WHAT YOU NEED TO DO: Everything in the listing except the pictures should be written out exactly.

Extracted records:

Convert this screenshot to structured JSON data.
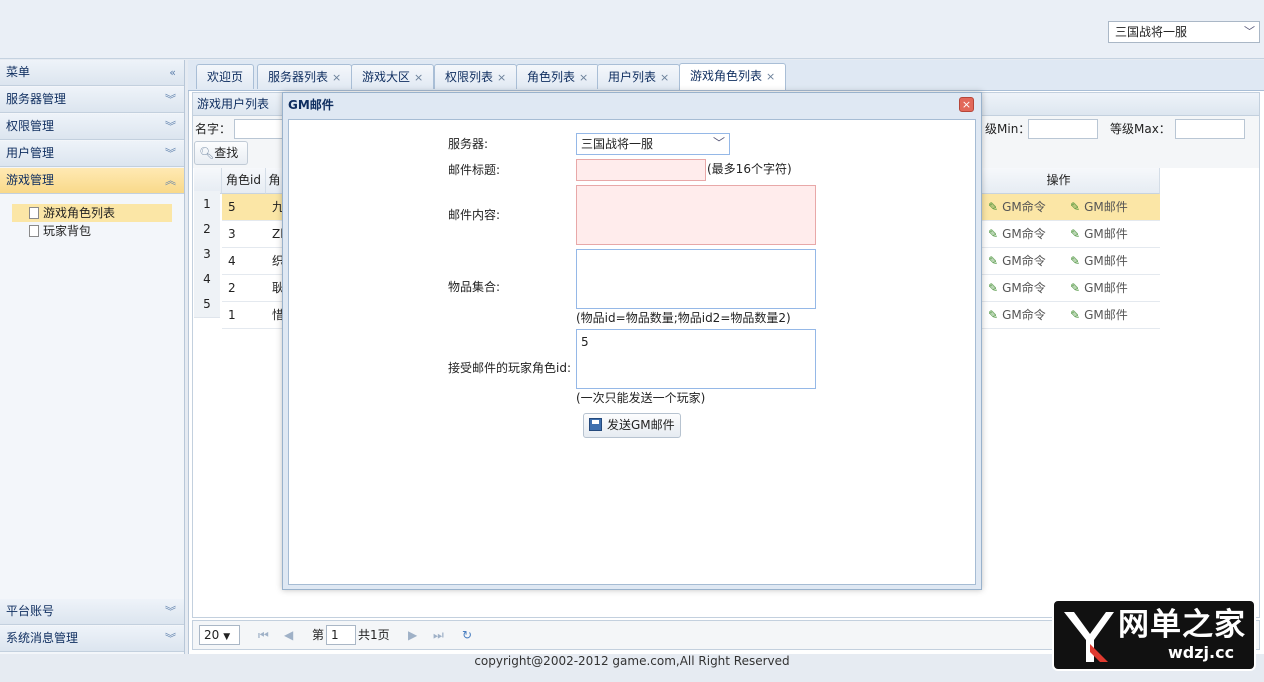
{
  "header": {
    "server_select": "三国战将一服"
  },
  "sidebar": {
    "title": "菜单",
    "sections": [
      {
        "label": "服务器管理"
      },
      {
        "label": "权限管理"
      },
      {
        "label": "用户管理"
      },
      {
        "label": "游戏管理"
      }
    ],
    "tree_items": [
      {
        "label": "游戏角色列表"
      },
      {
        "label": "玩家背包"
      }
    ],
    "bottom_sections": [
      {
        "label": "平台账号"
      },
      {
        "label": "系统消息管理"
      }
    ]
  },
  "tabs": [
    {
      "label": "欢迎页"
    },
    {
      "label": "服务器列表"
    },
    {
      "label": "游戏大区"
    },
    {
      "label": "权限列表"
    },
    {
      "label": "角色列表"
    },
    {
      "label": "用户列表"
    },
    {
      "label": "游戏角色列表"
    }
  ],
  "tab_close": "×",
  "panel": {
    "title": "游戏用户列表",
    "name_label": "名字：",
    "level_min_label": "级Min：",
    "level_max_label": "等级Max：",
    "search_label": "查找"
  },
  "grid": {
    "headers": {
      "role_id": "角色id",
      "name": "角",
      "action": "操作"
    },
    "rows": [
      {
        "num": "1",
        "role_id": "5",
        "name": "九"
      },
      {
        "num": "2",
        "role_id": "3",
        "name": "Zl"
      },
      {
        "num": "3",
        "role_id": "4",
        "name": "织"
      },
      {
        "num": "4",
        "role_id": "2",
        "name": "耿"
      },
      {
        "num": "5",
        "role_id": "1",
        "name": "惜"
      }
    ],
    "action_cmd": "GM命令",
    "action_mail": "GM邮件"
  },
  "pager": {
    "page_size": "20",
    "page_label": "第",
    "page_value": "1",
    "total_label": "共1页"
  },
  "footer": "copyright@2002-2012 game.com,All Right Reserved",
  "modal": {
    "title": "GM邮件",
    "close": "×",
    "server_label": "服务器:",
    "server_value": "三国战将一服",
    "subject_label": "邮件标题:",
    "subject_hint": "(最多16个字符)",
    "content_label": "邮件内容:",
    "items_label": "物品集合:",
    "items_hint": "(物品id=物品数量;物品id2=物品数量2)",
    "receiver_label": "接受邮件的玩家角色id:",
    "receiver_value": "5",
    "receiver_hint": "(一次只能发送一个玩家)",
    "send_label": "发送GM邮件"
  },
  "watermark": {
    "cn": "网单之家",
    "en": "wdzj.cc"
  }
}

SOLUTION TO THIS EXERCISE:
Convert this screenshot to structured JSON data.
{
  "header": {
    "server_select": "三国战将一服"
  },
  "sidebar": {
    "title": "菜单",
    "sections": [
      {
        "label": "服务器管理"
      },
      {
        "label": "权限管理"
      },
      {
        "label": "用户管理"
      },
      {
        "label": "游戏管理"
      }
    ],
    "tree_items": [
      {
        "label": "游戏角色列表"
      },
      {
        "label": "玩家背包"
      }
    ],
    "bottom_sections": [
      {
        "label": "平台账号"
      },
      {
        "label": "系统消息管理"
      }
    ]
  },
  "tabs": [
    {
      "label": "欢迎页"
    },
    {
      "label": "服务器列表"
    },
    {
      "label": "游戏大区"
    },
    {
      "label": "权限列表"
    },
    {
      "label": "角色列表"
    },
    {
      "label": "用户列表"
    },
    {
      "label": "游戏角色列表"
    }
  ],
  "tab_close": "×",
  "panel": {
    "title": "游戏用户列表",
    "name_label": "名字：",
    "level_min_label": "级Min：",
    "level_max_label": "等级Max：",
    "search_label": "查找"
  },
  "grid": {
    "headers": {
      "role_id": "角色id",
      "name": "角",
      "action": "操作"
    },
    "rows": [
      {
        "num": "1",
        "role_id": "5",
        "name": "九"
      },
      {
        "num": "2",
        "role_id": "3",
        "name": "Zl"
      },
      {
        "num": "3",
        "role_id": "4",
        "name": "织"
      },
      {
        "num": "4",
        "role_id": "2",
        "name": "耿"
      },
      {
        "num": "5",
        "role_id": "1",
        "name": "惜"
      }
    ],
    "action_cmd": "GM命令",
    "action_mail": "GM邮件"
  },
  "pager": {
    "page_size": "20",
    "page_label": "第",
    "page_value": "1",
    "total_label": "共1页"
  },
  "footer": "copyright@2002-2012 game.com,All Right Reserved",
  "modal": {
    "title": "GM邮件",
    "close": "×",
    "server_label": "服务器:",
    "server_value": "三国战将一服",
    "subject_label": "邮件标题:",
    "subject_hint": "(最多16个字符)",
    "content_label": "邮件内容:",
    "items_label": "物品集合:",
    "items_hint": "(物品id=物品数量;物品id2=物品数量2)",
    "receiver_label": "接受邮件的玩家角色id:",
    "receiver_value": "5",
    "receiver_hint": "(一次只能发送一个玩家)",
    "send_label": "发送GM邮件"
  },
  "watermark": {
    "cn": "网单之家",
    "en": "wdzj.cc"
  }
}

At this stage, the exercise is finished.